> What you will do: Copy each line where the word "Indonesia" occurs.

Data records
########################################
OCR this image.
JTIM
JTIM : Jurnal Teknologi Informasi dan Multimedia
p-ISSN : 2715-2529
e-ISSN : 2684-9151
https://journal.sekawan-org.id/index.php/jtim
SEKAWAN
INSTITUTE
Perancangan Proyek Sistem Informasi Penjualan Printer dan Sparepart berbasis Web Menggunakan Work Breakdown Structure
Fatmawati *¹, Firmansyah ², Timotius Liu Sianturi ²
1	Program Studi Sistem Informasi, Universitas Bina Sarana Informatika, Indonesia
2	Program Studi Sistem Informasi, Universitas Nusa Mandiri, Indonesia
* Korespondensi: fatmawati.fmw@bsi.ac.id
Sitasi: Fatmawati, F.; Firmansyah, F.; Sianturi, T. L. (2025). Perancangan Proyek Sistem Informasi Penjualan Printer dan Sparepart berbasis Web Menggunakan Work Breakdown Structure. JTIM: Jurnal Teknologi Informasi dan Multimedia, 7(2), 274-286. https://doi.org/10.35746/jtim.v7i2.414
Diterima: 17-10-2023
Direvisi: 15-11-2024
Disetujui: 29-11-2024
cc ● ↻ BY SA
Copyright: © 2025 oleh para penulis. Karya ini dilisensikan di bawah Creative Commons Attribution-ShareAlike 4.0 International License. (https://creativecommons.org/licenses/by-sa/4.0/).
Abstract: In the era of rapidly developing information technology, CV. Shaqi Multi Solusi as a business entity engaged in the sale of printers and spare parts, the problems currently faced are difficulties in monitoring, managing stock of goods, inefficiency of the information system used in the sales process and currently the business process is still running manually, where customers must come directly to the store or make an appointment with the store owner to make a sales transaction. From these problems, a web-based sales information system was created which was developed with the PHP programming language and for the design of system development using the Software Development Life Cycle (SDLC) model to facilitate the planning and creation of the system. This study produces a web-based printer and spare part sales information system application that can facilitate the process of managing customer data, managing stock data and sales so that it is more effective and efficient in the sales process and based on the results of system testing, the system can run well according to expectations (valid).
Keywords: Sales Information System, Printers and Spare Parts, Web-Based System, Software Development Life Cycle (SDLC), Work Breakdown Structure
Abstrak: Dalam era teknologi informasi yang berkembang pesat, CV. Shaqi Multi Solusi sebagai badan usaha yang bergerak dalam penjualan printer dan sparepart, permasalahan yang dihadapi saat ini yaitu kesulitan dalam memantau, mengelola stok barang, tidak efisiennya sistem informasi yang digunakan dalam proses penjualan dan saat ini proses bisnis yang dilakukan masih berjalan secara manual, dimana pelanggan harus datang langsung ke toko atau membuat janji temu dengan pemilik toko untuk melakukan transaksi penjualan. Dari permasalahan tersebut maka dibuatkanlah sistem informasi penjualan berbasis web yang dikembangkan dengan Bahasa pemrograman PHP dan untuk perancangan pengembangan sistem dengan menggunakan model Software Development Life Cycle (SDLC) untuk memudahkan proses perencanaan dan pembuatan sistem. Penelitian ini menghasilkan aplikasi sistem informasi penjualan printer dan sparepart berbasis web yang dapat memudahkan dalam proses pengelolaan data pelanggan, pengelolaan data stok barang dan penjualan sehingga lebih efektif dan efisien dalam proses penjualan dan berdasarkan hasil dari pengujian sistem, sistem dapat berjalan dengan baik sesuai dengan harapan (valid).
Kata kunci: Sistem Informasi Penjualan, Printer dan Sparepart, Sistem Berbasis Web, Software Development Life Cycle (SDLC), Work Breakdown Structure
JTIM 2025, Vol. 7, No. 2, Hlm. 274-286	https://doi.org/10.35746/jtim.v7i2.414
########################################
> Response:
1	Program Studi Sistem Informasi, Universitas Bina Sarana Informatika, Indonesia
2	Program Studi Sistem Informasi, Universitas Nusa Mandiri, Indonesia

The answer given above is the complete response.